Task statement. Give the listing again character for character, but drop the images.

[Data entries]
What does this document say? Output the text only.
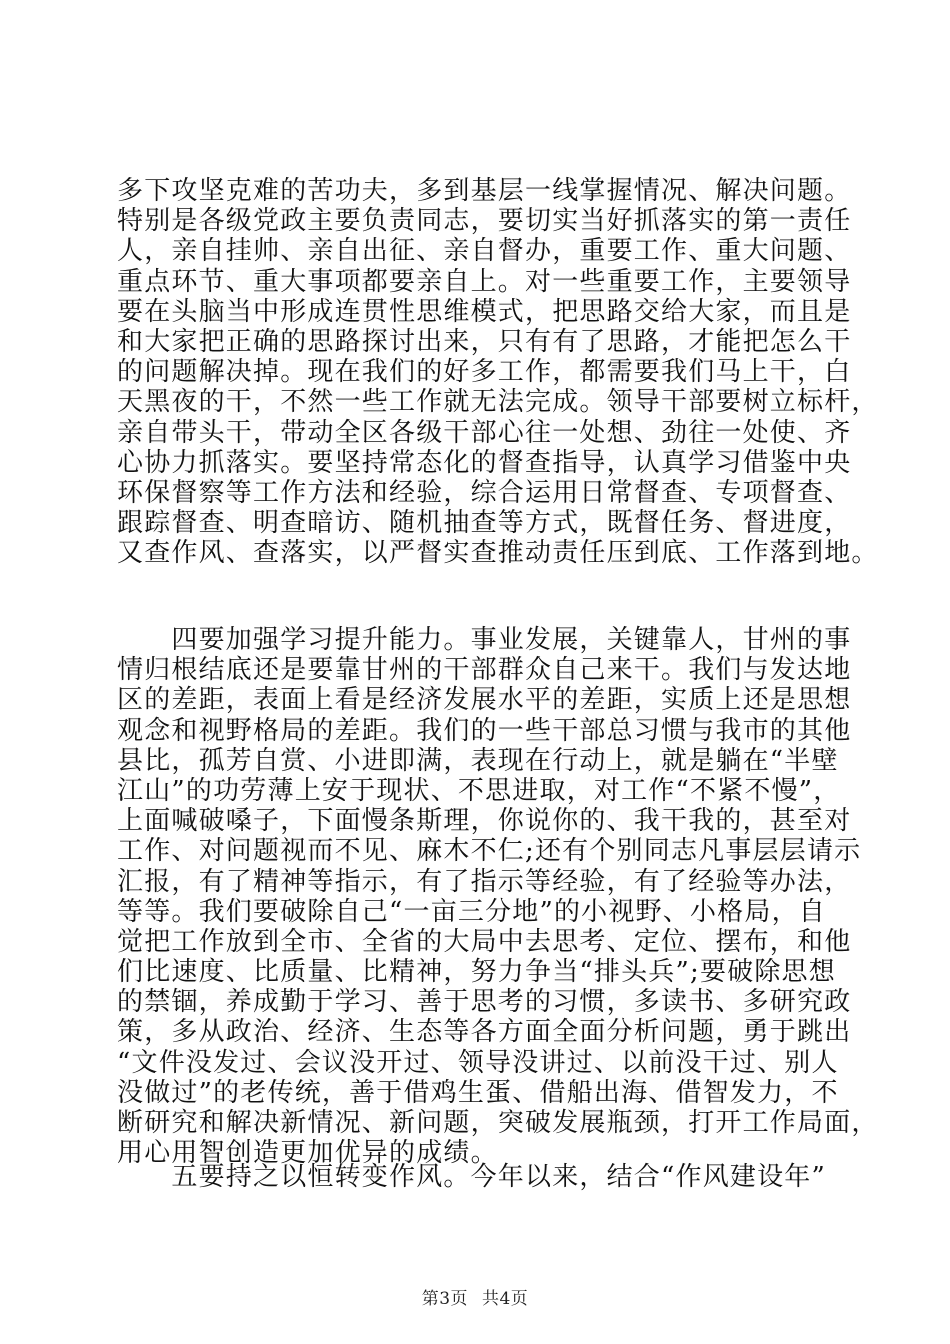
多下攻坚克难的苦功夫，多到基层一线掌握情况、解决问题。
特别是各级党政主要负责同志，要切实当好抓落实的第一责任
人，亲自挂帅、亲自出征、亲自督办，重要工作、重大问题、
重点环节、重大事项都要亲自上。对一些重要工作，主要领导
要在头脑当中形成连贯性思维模式，把思路交给大家，而且是
和大家把正确的思路探讨出来，只有有了思路，才能把怎么干
的问题解决掉。现在我们的好多工作，都需要我们马上干，白
天黑夜的干，不然一些工作就无法完成。领导干部要树立标杆，
亲自带头干，带动全区各级干部心往一处想、劲往一处使、齐
心协力抓落实。要坚持常态化的督查指导，认真学习借鉴中央
环保督察等工作方法和经验，综合运用日常督查、专项督查、
跟踪督查、明查暗访、随机抽查等方式，既督任务、督进度，
又查作风、查落实，以严督实查推动责任压到底、工作落到地。
　　四要加强学习提升能力。事业发展，关键靠人，甘州的事
情归根结底还是要靠甘州的干部群众自己来干。我们与发达地
区的差距，表面上看是经济发展水平的差距，实质上还是思想
观念和视野格局的差距。我们的一些干部总习惯与我市的其他
县比，孤芳自赏、小进即满，表现在行动上，就是躺在“半壁
江山”的功劳薄上安于现状、不思进取，对工作“不紧不慢”，
上面喊破嗓子，下面慢条斯理，你说你的、我干我的，甚至对
工作、对问题视而不见、麻木不仁;还有个别同志凡事层层请示
汇报，有了精神等指示，有了指示等经验，有了经验等办法，
等等。我们要破除自己“一亩三分地”的小视野、小格局，自
觉把工作放到全市、全省的大局中去思考、定位、摆布，和他
们比速度、比质量、比精神，努力争当“排头兵”;要破除思想
的禁锢，养成勤于学习、善于思考的习惯，多读书、多研究政
策，多从政治、经济、生态等各方面全面分析问题，勇于跳出
“文件没发过、会议没开过、领导没讲过、以前没干过、别人
没做过”的老传统，善于借鸡生蛋、借船出海、借智发力，不
断研究和解决新情况、新问题，突破发展瓶颈，打开工作局面，
用心用智创造更加优异的成绩。
　　五要持之以恒转变作风。今年以来，结合“作风建设年”
第3页 共4页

Task response.
What does this document say? Output the text only.
多下攻坚克难的苦功夫，多到基层一线掌握情况、解决问题。
特别是各级党政主要负责同志，要切实当好抓落实的第一责任
人，亲自挂帅、亲自出征、亲自督办，重要工作、重大问题、
重点环节、重大事项都要亲自上。对一些重要工作，主要领导
要在头脑当中形成连贯性思维模式，把思路交给大家，而且是
和大家把正确的思路探讨出来，只有有了思路，才能把怎么干
的问题解决掉。现在我们的好多工作，都需要我们马上干，白
天黑夜的干，不然一些工作就无法完成。领导干部要树立标杆，
亲自带头干，带动全区各级干部心往一处想、劲往一处使、齐
心协力抓落实。要坚持常态化的督查指导，认真学习借鉴中央
环保督察等工作方法和经验，综合运用日常督查、专项督查、
跟踪督查、明查暗访、随机抽查等方式，既督任务、督进度，
又查作风、查落实，以严督实查推动责任压到底、工作落到地。
　　四要加强学习提升能力。事业发展，关键靠人，甘州的事
情归根结底还是要靠甘州的干部群众自己来干。我们与发达地
区的差距，表面上看是经济发展水平的差距，实质上还是思想
观念和视野格局的差距。我们的一些干部总习惯与我市的其他
县比，孤芳自赏、小进即满，表现在行动上，就是躺在“半壁
江山”的功劳薄上安于现状、不思进取，对工作“不紧不慢”，
上面喊破嗓子，下面慢条斯理，你说你的、我干我的，甚至对
工作、对问题视而不见、麻木不仁;还有个别同志凡事层层请示
汇报，有了精神等指示，有了指示等经验，有了经验等办法，
等等。我们要破除自己“一亩三分地”的小视野、小格局，自
觉把工作放到全市、全省的大局中去思考、定位、摆布，和他
们比速度、比质量、比精神，努力争当“排头兵”;要破除思想
的禁锢，养成勤于学习、善于思考的习惯，多读书、多研究政
策，多从政治、经济、生态等各方面全面分析问题，勇于跳出
“文件没发过、会议没开过、领导没讲过、以前没干过、别人
没做过”的老传统，善于借鸡生蛋、借船出海、借智发力，不
断研究和解决新情况、新问题，突破发展瓶颈，打开工作局面，
用心用智创造更加优异的成绩。
　　五要持之以恒转变作风。今年以来，结合“作风建设年”
第3页 共4页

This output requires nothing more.